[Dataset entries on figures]
•••

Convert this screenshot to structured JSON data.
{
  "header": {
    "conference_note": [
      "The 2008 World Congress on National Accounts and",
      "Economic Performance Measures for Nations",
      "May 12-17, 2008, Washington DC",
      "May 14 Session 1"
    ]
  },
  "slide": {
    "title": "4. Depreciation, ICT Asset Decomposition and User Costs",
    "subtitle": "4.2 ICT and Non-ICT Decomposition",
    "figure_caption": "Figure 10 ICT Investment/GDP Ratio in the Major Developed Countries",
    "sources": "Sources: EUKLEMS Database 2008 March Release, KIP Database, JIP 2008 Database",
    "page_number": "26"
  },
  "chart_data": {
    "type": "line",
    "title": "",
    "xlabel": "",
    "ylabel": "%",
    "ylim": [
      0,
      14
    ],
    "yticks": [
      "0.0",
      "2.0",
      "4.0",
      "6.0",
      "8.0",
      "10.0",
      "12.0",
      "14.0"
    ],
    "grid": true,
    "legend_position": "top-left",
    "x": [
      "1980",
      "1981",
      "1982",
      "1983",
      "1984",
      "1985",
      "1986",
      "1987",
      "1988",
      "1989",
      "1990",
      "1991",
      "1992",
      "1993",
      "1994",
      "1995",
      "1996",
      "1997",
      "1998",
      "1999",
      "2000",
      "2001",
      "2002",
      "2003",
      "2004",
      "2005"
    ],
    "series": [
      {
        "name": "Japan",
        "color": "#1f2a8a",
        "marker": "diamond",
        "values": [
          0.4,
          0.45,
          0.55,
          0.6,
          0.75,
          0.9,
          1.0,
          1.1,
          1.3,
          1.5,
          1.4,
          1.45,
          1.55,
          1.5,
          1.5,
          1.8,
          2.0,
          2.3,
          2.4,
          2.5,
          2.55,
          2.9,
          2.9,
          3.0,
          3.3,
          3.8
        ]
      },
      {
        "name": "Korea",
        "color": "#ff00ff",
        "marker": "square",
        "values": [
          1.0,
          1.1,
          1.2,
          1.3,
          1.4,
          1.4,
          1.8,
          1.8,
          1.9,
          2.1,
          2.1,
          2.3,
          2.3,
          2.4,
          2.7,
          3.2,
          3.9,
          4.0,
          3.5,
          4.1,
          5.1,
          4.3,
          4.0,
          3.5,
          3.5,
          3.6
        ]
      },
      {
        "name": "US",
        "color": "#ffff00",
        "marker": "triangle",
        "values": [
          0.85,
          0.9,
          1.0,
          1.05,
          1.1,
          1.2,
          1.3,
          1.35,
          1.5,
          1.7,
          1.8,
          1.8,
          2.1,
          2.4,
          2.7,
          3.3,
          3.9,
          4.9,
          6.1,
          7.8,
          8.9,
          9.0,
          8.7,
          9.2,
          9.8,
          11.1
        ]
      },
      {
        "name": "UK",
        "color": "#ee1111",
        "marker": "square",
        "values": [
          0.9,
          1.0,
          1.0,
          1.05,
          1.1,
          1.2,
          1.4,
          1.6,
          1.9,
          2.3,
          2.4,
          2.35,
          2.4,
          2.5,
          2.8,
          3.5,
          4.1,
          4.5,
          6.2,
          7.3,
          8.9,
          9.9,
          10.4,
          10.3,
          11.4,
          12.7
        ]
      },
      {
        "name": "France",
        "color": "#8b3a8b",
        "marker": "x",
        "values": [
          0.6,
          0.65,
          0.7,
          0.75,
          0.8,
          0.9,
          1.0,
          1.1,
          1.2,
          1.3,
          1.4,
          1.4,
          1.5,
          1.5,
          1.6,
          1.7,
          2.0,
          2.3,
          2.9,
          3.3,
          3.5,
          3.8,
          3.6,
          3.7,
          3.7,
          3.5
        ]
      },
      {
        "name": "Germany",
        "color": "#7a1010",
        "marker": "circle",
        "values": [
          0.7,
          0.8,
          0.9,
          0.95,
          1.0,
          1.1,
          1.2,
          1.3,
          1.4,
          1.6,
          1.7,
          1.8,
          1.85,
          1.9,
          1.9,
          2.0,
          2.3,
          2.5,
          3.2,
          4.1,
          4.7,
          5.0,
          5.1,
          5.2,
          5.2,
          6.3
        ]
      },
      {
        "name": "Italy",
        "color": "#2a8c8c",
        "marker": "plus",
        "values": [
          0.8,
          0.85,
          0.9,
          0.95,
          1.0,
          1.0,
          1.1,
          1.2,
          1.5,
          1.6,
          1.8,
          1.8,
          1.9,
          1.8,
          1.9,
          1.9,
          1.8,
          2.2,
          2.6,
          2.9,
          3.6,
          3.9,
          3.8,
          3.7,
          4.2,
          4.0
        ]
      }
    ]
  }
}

•••

*What is expected*:
List every line above that contains the word "color".

*Response to this task*:
        "color": "#1f2a8a",
        "color": "#ff00ff",
        "color": "#ffff00",
        "color": "#ee1111",
        "color": "#8b3a8b",
        "color": "#7a1010",
        "color": "#2a8c8c",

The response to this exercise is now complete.